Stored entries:
____

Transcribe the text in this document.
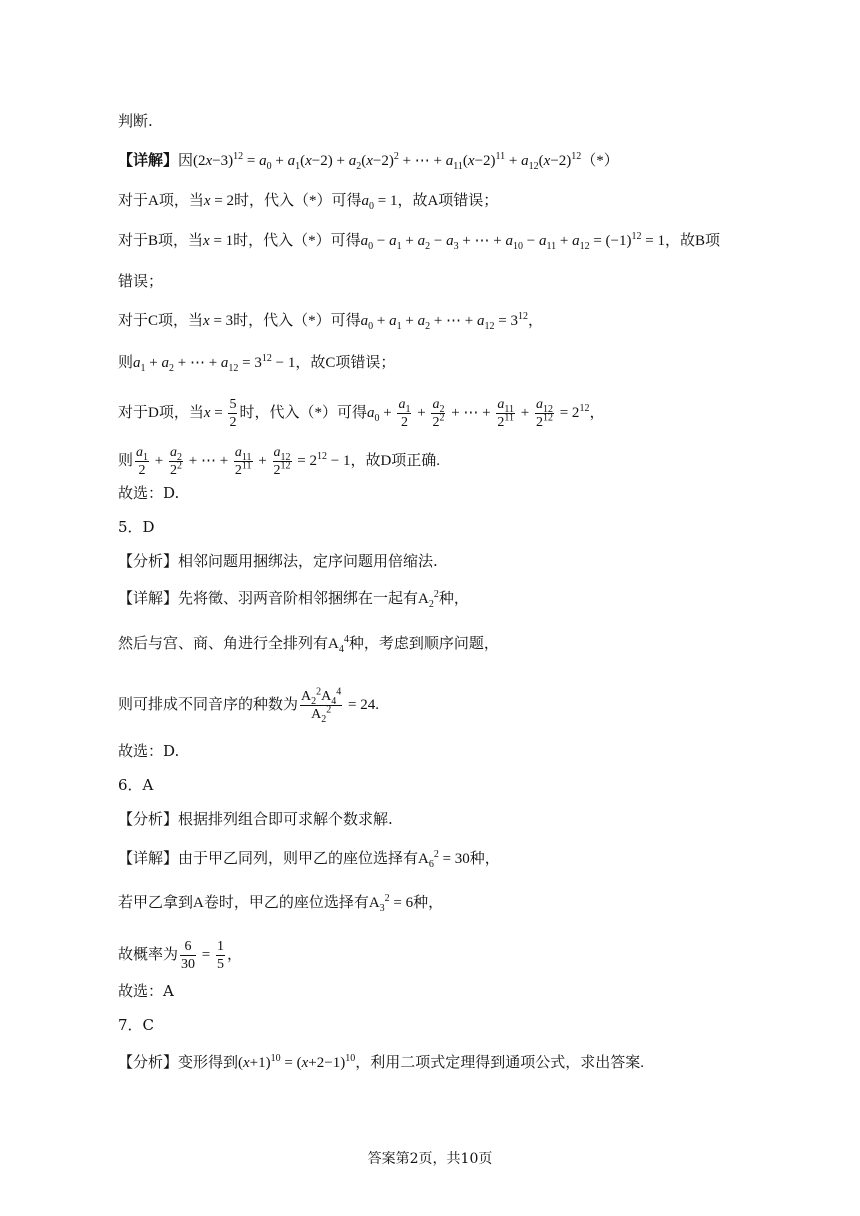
判断.
【详解】因$(2x-3)^{12} = a_0 + a_1(x-2) + a_2(x-2)^2$ + ⋯ + $a_{11}(x-2)^{11} + a_{12}(x-2)^{12}(*)$
对于A项，当x = 2时，代入（*）可得$a_0 = 1$，故A项错误；
对于B项，当x = 1时，代入（*）可得$a_0 - a_1 + a_2 - a_3$ + ⋯ + $a_{10} - a_{11} + a_{12} = (-1)^{12} = 1$，故B项
错误；
对于C项，当x = 3时，代入（*）可得$a_0 + a_1 + a_2$ + ⋯ + $a_{12} = 3^{12}$，
则$a_1 + a_2$ + ⋯ + $a_{12} = 3^{12} - 1$，故C项错误；
对于D项，当$x = \frac{5}{2}$ 时，代入（*）可得$a_0 + \frac{a_1}{2} + \frac{a_2}{2^2}$ + ⋯ + $\frac{a_{11}}{2^{11}} + \frac{a_{12}}{2^{12}} = 2^{12}$，
则 $\frac{a_1}{2} + \frac{a_2}{2^2}$ + ⋯ + $\frac{a_{11}}{2^{11}} + \frac{a_{12}}{2^{12}} = 2^{12} - 1$，故D项正确.
故选：D.
5．D
【分析】相邻问题用捆绑法，定序问题用倍缩法.
【详解】先将徵、羽两音阶相邻捆绑在一起有$A_2^2$种，
然后与宫、商、角进行全排列有$A_4^4$种，考虑到顺序问题，
则可排成不同音序的种数为 $\frac{A_2^2A_4^4}{A_2^2} = 24$.
故选：D.
6．A
【分析】根据排列组合即可求解个数求解.
【详解】由于甲乙同列，则甲乙的座位选择有$A_6^2 = 30$种，
若甲乙拿到A卷时，甲乙的座位选择有$A_3^2 = 6$种，
故概率为 $\frac{6}{30} = \frac{1}{5}$ ，
故选：A
7．C
【分析】变形得到$(x+1)^{10} = (x+2-1)^{10}$，利用二项式定理得到通项公式，求出答案.
答案第2页，共10页
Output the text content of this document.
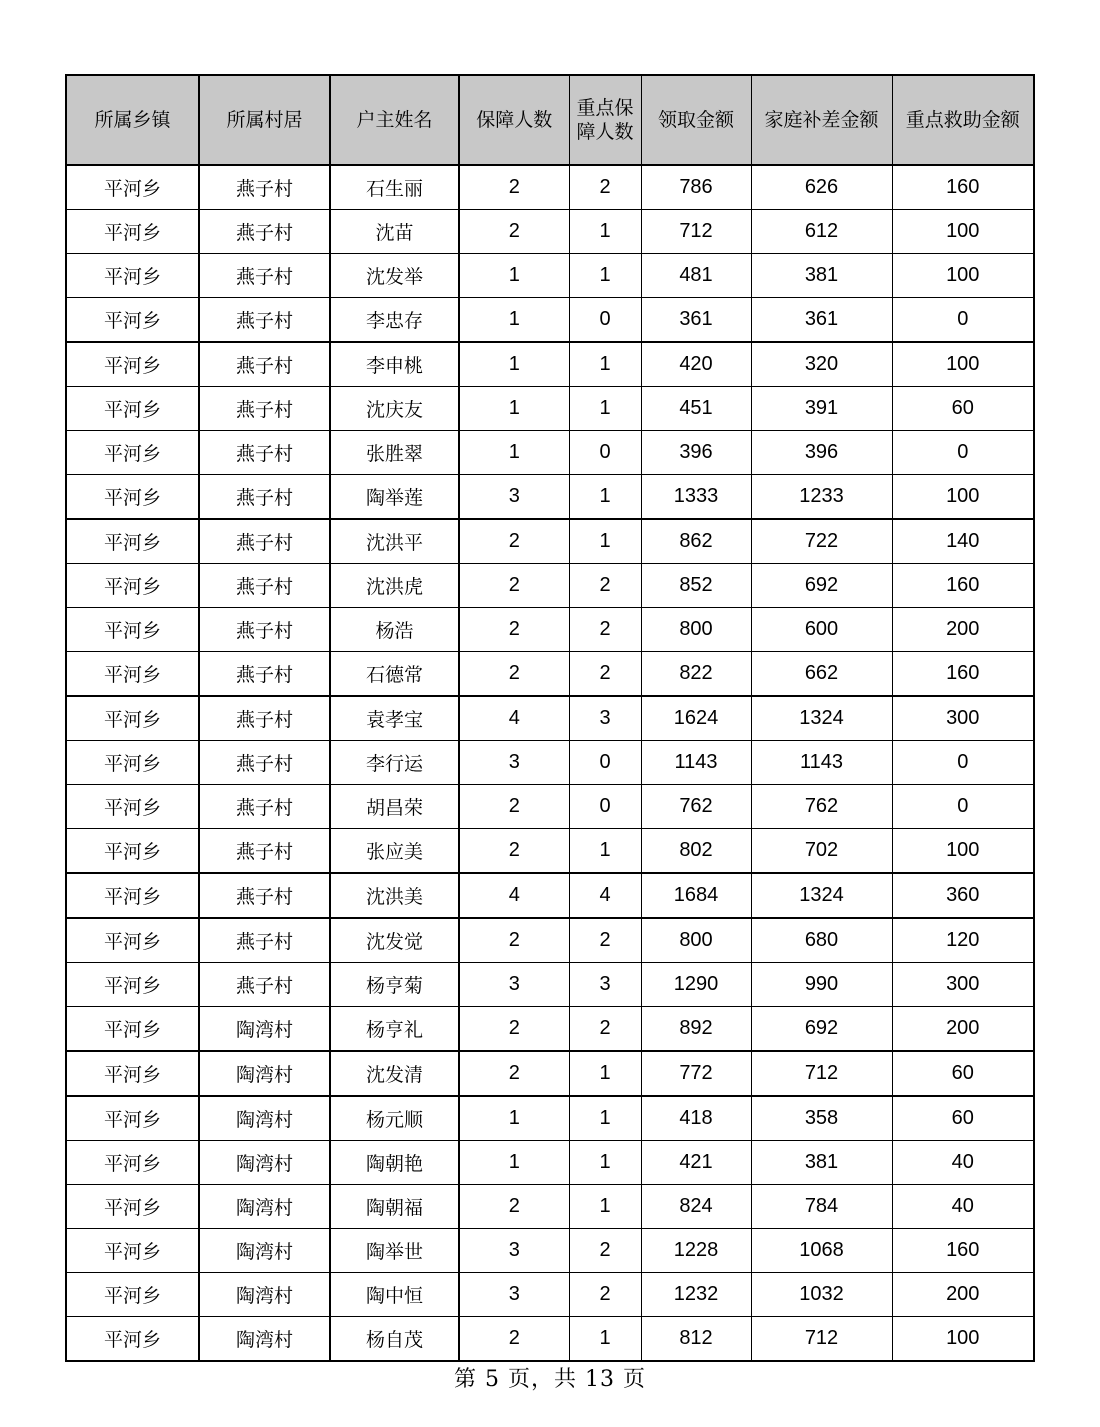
所属乡镇	所属村居	户主姓名	保障人数	重点保障人数	领取金额	家庭补差金额	重点救助金额
平河乡	燕子村	石生丽	2	2	786	626	160
平河乡	燕子村	沈苗	2	1	712	612	100
平河乡	燕子村	沈发举	1	1	481	381	100
平河乡	燕子村	李忠存	1	0	361	361	0
平河乡	燕子村	李申桃	1	1	420	320	100
平河乡	燕子村	沈庆友	1	1	451	391	60
平河乡	燕子村	张胜翠	1	0	396	396	0
平河乡	燕子村	陶举莲	3	1	1333	1233	100
平河乡	燕子村	沈洪平	2	1	862	722	140
平河乡	燕子村	沈洪虎	2	2	852	692	160
平河乡	燕子村	杨浩	2	2	800	600	200
平河乡	燕子村	石德常	2	2	822	662	160
平河乡	燕子村	袁孝宝	4	3	1624	1324	300
平河乡	燕子村	李行运	3	0	1143	1143	0
平河乡	燕子村	胡昌荣	2	0	762	762	0
平河乡	燕子村	张应美	2	1	802	702	100
平河乡	燕子村	沈洪美	4	4	1684	1324	360
平河乡	燕子村	沈发觉	2	2	800	680	120
平河乡	燕子村	杨亨菊	3	3	1290	990	300
平河乡	陶湾村	杨亨礼	2	2	892	692	200
平河乡	陶湾村	沈发清	2	1	772	712	60
平河乡	陶湾村	杨元顺	1	1	418	358	60
平河乡	陶湾村	陶朝艳	1	1	421	381	40
平河乡	陶湾村	陶朝福	2	1	824	784	40
平河乡	陶湾村	陶举世	3	2	1228	1068	160
平河乡	陶湾村	陶中恒	3	2	1232	1032	200
平河乡	陶湾村	杨自茂	2	1	812	712	100
第 5 页，共 13 页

____

SET PROBLEM ▸
Set down the material above as is, without any pictures.

EXERCISE RESPONSE ▸
Transcribe the text in this document.
判断.
【详解】因$(2x-3)^{12} = a_0 + a_1(x-2) + a_2(x-2)^2$ + ⋯ + $a_{11}(x-2)^{11} + a_{12}(x-2)^{12}(*)$
对于A项，当x = 2时，代入（*）可得$a_0 = 1$，故A项错误；
对于B项，当x = 1时，代入（*）可得$a_0 - a_1 + a_2 - a_3$ + ⋯ + $a_{10} - a_{11} + a_{12} = (-1)^{12} = 1$，故B项
错误；
对于C项，当x = 3时，代入（*）可得$a_0 + a_1 + a_2$ + ⋯ + $a_{12} = 3^{12}$，
则$a_1 + a_2$ + ⋯ + $a_{12} = 3^{12} - 1$，故C项错误；
对于D项，当$x = \frac{5}{2}$ 时，代入（*）可得$a_0 + \frac{a_1}{2} + \frac{a_2}{2^2}$ + ⋯ + $\frac{a_{11}}{2^{11}} + \frac{a_{12}}{2^{12}} = 2^{12}$，
则 $\frac{a_1}{2} + \frac{a_2}{2^2}$ + ⋯ + $\frac{a_{11}}{2^{11}} + \frac{a_{12}}{2^{12}} = 2^{12} - 1$，故D项正确.
故选：D.
5．D
【分析】相邻问题用捆绑法，定序问题用倍缩法.
【详解】先将徵、羽两音阶相邻捆绑在一起有$A_2^2$种，
然后与宫、商、角进行全排列有$A_4^4$种，考虑到顺序问题，
则可排成不同音序的种数为 $\frac{A_2^2A_4^4}{A_2^2} = 24$.
故选：D.
6．A
【分析】根据排列组合即可求解个数求解.
【详解】由于甲乙同列，则甲乙的座位选择有$A_6^2 = 30$种，
若甲乙拿到A卷时，甲乙的座位选择有$A_3^2 = 6$种，
故概率为 $\frac{6}{30} = \frac{1}{5}$ ，
故选：A
7．C
【分析】变形得到$(x+1)^{10} = (x+2-1)^{10}$，利用二项式定理得到通项公式，求出答案.
答案第2页，共10页
Output the text content of this document.
所属乡镇	所属村居	户主姓名	保障人数	重点保障人数	领取金额	家庭补差金额	重点救助金额
平河乡	燕子村	石生丽	2	2	786	626	160
平河乡	燕子村	沈苗	2	1	712	612	100
平河乡	燕子村	沈发举	1	1	481	381	100
平河乡	燕子村	李忠存	1	0	361	361	0
平河乡	燕子村	李申桃	1	1	420	320	100
平河乡	燕子村	沈庆友	1	1	451	391	60
平河乡	燕子村	张胜翠	1	0	396	396	0
平河乡	燕子村	陶举莲	3	1	1333	1233	100
平河乡	燕子村	沈洪平	2	1	862	722	140
平河乡	燕子村	沈洪虎	2	2	852	692	160
平河乡	燕子村	杨浩	2	2	800	600	200
平河乡	燕子村	石德常	2	2	822	662	160
平河乡	燕子村	袁孝宝	4	3	1624	1324	300
平河乡	燕子村	李行运	3	0	1143	1143	0
平河乡	燕子村	胡昌荣	2	0	762	762	0
平河乡	燕子村	张应美	2	1	802	702	100
平河乡	燕子村	沈洪美	4	4	1684	1324	360
平河乡	燕子村	沈发觉	2	2	800	680	120
平河乡	燕子村	杨亨菊	3	3	1290	990	300
平河乡	陶湾村	杨亨礼	2	2	892	692	200
平河乡	陶湾村	沈发清	2	1	772	712	60
平河乡	陶湾村	杨元顺	1	1	418	358	60
平河乡	陶湾村	陶朝艳	1	1	421	381	40
平河乡	陶湾村	陶朝福	2	1	824	784	40
平河乡	陶湾村	陶举世	3	2	1228	1068	160
平河乡	陶湾村	陶中恒	3	2	1232	1032	200
平河乡	陶湾村	杨自茂	2	1	812	712	100
第 5 页，共 13 页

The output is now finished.